> _DATA TO PROCESS_
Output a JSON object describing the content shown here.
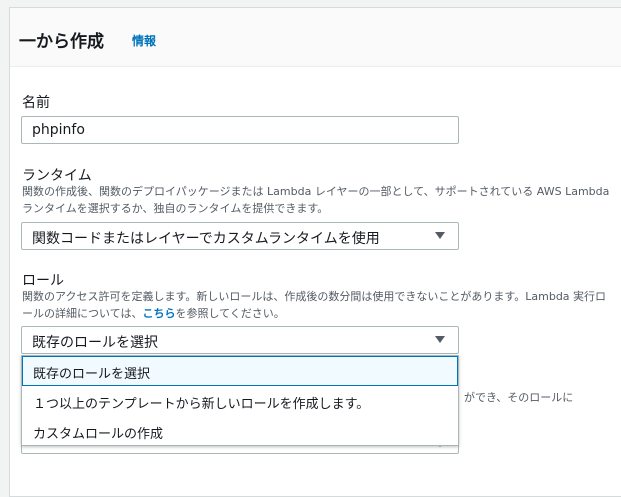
{
  "header": {
    "title": "一から作成",
    "info_link": "情報"
  },
  "name_field": {
    "label": "名前",
    "value": "phpinfo"
  },
  "runtime_field": {
    "label": "ランタイム",
    "description": "関数の作成後、関数のデプロイパッケージまたは Lambda レイヤーの一部として、サポートされている AWS Lambda ランタイムを選択するか、独自のランタイムを提供できます。",
    "selected": "関数コードまたはレイヤーでカスタムランタイムを使用"
  },
  "role_field": {
    "label": "ロール",
    "description_before": "関数のアクセス許可を定義します。新しいロールは、作成後の数分間は使用できないことがあります。Lambda 実行ロールの詳細については、",
    "description_link": "こちら",
    "description_after": "を参照してください。",
    "selected": "既存のロールを選択",
    "options": [
      "既存のロールを選択",
      "１つ以上のテンプレートから新しいロールを作成します。",
      "カスタムロールの作成"
    ]
  },
  "partial_text": "ができ、そのロールに"
}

> _WORK TO COMPLETE_
From the entries above, output every line exactly and omit any image.

> _FULL RESPONSE_
Output a JSON object describing the content shown here.
{
  "header": {
    "title": "一から作成",
    "info_link": "情報"
  },
  "name_field": {
    "label": "名前",
    "value": "phpinfo"
  },
  "runtime_field": {
    "label": "ランタイム",
    "description": "関数の作成後、関数のデプロイパッケージまたは Lambda レイヤーの一部として、サポートされている AWS Lambda ランタイムを選択するか、独自のランタイムを提供できます。",
    "selected": "関数コードまたはレイヤーでカスタムランタイムを使用"
  },
  "role_field": {
    "label": "ロール",
    "description_before": "関数のアクセス許可を定義します。新しいロールは、作成後の数分間は使用できないことがあります。Lambda 実行ロールの詳細については、",
    "description_link": "こちら",
    "description_after": "を参照してください。",
    "selected": "既存のロールを選択",
    "options": [
      "既存のロールを選択",
      "１つ以上のテンプレートから新しいロールを作成します。",
      "カスタムロールの作成"
    ]
  },
  "partial_text": "ができ、そのロールに"
}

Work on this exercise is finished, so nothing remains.